> _Instruction_: Omit the images. Copy each entry word for word.

Data records:
** BEGIN **
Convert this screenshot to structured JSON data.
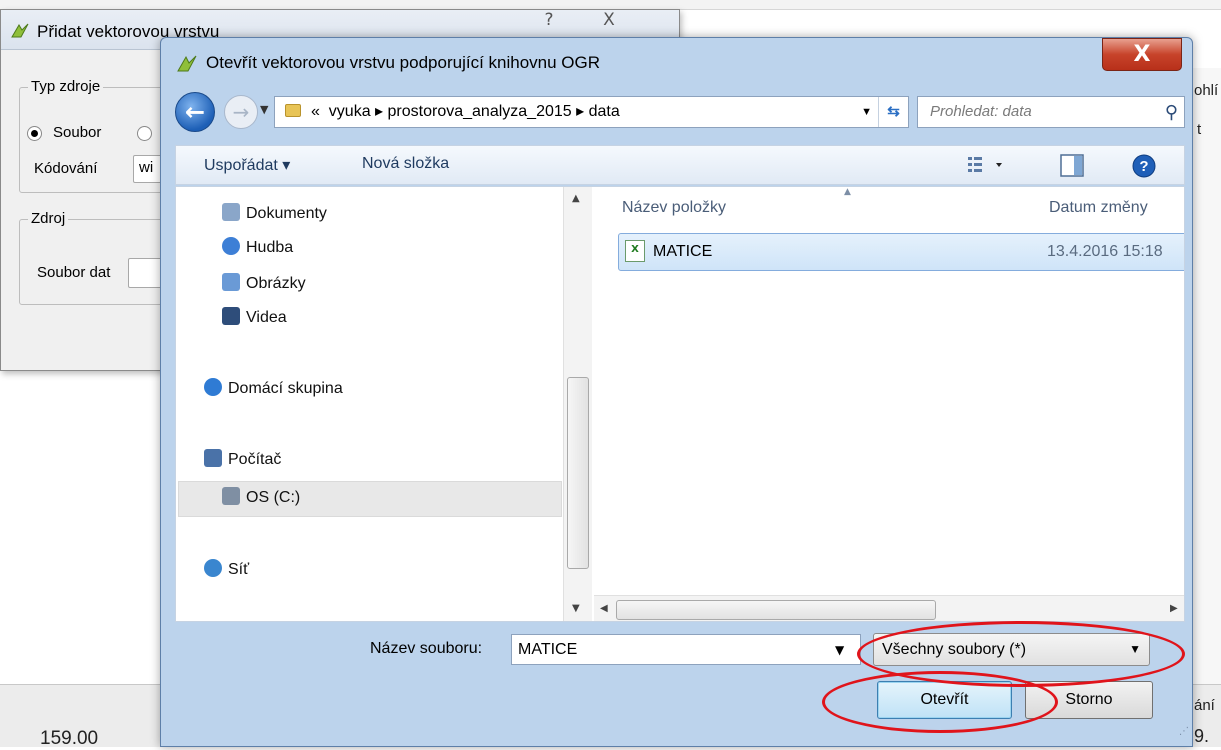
{
  "background": {
    "top_left_number": "159.00",
    "right_fragments": [
      "ohlí",
      "t",
      "ání",
      "9."
    ]
  },
  "add_dialog": {
    "title": "Přidat vektorovou vrstvu",
    "help_glyph": "?",
    "close_glyph": "X",
    "source_type_group": "Typ zdroje",
    "radio_file": "Soubor",
    "encoding_label": "Kódování",
    "encoding_value": "wi",
    "source_group": "Zdroj",
    "dataset_label": "Soubor dat"
  },
  "ogr_dialog": {
    "title": "Otevřít vektorovou vrstvu podporující knihovnu OGR",
    "close_glyph": "X",
    "address": {
      "prefix": "«",
      "crumbs": [
        "vyuka",
        "prostorova_analyza_2015",
        "data"
      ],
      "separator": "▸"
    },
    "search_placeholder": "Prohledat: data",
    "toolbar": {
      "organize": "Uspořádat ▾",
      "new_folder": "Nová složka"
    },
    "nav_items": [
      {
        "label": "Dokumenty",
        "icon": "documents-icon",
        "color": "#8aa6c9"
      },
      {
        "label": "Hudba",
        "icon": "music-icon",
        "color": "#3d7fd6"
      },
      {
        "label": "Obrázky",
        "icon": "pictures-icon",
        "color": "#6a9ad6"
      },
      {
        "label": "Videa",
        "icon": "videos-icon",
        "color": "#2e4d7a"
      },
      {
        "label": "Domácí skupina",
        "icon": "homegroup-icon",
        "color": "#2f7bd4"
      },
      {
        "label": "Počítač",
        "icon": "computer-icon",
        "color": "#4a72a8"
      },
      {
        "label": "OS (C:)",
        "icon": "drive-icon",
        "color": "#7f8fa3"
      },
      {
        "label": "Síť",
        "icon": "network-icon",
        "color": "#3a86cf"
      }
    ],
    "columns": {
      "name": "Název položky",
      "date": "Datum změny"
    },
    "files": [
      {
        "name": "MATICE",
        "date": "13.4.2016 15:18"
      }
    ],
    "filename_label": "Název souboru:",
    "filename_value": "MATICE",
    "filter_value": "Všechny soubory (*)",
    "open_button": "Otevřít",
    "cancel_button": "Storno"
  },
  "colors": {
    "annotation_red": "#e0141b",
    "selection_blue": "#cfe4f8"
  }
}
** END **
> _Finished answer_:
Convert this screenshot to structured JSON data.
{
  "background": {
    "top_left_number": "159.00",
    "right_fragments": [
      "ohlí",
      "t",
      "ání",
      "9."
    ]
  },
  "add_dialog": {
    "title": "Přidat vektorovou vrstvu",
    "help_glyph": "?",
    "close_glyph": "X",
    "source_type_group": "Typ zdroje",
    "radio_file": "Soubor",
    "encoding_label": "Kódování",
    "encoding_value": "wi",
    "source_group": "Zdroj",
    "dataset_label": "Soubor dat"
  },
  "ogr_dialog": {
    "title": "Otevřít vektorovou vrstvu podporující knihovnu OGR",
    "close_glyph": "X",
    "address": {
      "prefix": "«",
      "crumbs": [
        "vyuka",
        "prostorova_analyza_2015",
        "data"
      ],
      "separator": "▸"
    },
    "search_placeholder": "Prohledat: data",
    "toolbar": {
      "organize": "Uspořádat ▾",
      "new_folder": "Nová složka"
    },
    "nav_items": [
      {
        "label": "Dokumenty",
        "icon": "documents-icon",
        "color": "#8aa6c9"
      },
      {
        "label": "Hudba",
        "icon": "music-icon",
        "color": "#3d7fd6"
      },
      {
        "label": "Obrázky",
        "icon": "pictures-icon",
        "color": "#6a9ad6"
      },
      {
        "label": "Videa",
        "icon": "videos-icon",
        "color": "#2e4d7a"
      },
      {
        "label": "Domácí skupina",
        "icon": "homegroup-icon",
        "color": "#2f7bd4"
      },
      {
        "label": "Počítač",
        "icon": "computer-icon",
        "color": "#4a72a8"
      },
      {
        "label": "OS (C:)",
        "icon": "drive-icon",
        "color": "#7f8fa3"
      },
      {
        "label": "Síť",
        "icon": "network-icon",
        "color": "#3a86cf"
      }
    ],
    "columns": {
      "name": "Název položky",
      "date": "Datum změny"
    },
    "files": [
      {
        "name": "MATICE",
        "date": "13.4.2016 15:18"
      }
    ],
    "filename_label": "Název souboru:",
    "filename_value": "MATICE",
    "filter_value": "Všechny soubory (*)",
    "open_button": "Otevřít",
    "cancel_button": "Storno"
  },
  "colors": {
    "annotation_red": "#e0141b",
    "selection_blue": "#cfe4f8"
  }
}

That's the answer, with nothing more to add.